» What you will do
Copy out all lines that carry the word "label".

======== Supplied data ========

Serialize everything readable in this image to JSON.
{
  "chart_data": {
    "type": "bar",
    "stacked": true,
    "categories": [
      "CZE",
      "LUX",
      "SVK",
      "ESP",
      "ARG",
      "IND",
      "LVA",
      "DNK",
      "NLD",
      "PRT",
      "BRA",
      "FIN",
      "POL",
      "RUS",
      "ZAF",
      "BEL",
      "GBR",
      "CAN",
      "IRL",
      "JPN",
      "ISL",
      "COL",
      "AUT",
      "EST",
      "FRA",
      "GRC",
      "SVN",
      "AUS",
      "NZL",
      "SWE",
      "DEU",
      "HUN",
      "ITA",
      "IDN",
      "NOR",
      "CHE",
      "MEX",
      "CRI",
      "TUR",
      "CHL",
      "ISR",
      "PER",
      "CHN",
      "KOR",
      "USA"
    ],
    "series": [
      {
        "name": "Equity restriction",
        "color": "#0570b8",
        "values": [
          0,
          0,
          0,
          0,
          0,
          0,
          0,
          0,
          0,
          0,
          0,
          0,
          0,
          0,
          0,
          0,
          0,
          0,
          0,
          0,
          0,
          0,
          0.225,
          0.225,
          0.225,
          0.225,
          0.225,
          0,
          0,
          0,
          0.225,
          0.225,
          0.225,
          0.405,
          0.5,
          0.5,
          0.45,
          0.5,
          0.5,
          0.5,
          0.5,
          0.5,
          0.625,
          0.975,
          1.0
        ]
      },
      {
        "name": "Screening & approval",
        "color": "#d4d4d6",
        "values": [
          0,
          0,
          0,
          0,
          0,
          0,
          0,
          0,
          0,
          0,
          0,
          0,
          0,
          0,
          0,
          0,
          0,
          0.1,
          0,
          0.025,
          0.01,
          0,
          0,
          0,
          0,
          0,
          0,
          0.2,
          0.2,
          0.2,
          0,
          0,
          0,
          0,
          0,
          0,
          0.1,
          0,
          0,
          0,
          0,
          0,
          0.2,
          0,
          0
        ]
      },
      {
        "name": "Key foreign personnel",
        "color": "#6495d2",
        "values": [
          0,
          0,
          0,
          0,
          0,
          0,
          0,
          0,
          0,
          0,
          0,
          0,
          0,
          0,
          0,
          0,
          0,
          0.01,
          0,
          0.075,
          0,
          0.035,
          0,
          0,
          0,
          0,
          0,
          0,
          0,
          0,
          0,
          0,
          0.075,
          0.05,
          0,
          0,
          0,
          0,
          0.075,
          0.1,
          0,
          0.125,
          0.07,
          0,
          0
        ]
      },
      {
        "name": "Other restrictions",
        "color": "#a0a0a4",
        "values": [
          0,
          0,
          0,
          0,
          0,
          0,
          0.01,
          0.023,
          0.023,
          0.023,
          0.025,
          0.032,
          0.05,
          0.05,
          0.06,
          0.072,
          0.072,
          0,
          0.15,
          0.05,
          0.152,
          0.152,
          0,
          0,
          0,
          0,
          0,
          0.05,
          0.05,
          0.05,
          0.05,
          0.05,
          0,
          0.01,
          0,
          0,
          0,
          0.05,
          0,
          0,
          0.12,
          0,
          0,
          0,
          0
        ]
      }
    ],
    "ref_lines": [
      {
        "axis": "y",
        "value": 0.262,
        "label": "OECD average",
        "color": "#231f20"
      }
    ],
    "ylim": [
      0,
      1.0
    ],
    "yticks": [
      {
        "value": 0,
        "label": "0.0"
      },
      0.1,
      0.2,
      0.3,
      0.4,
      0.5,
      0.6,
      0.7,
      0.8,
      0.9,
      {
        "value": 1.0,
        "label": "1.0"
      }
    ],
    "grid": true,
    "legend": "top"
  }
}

========

» Answer to this problem
        "label": "OECD average",
        "label": "0.0"
        "label": "1.0"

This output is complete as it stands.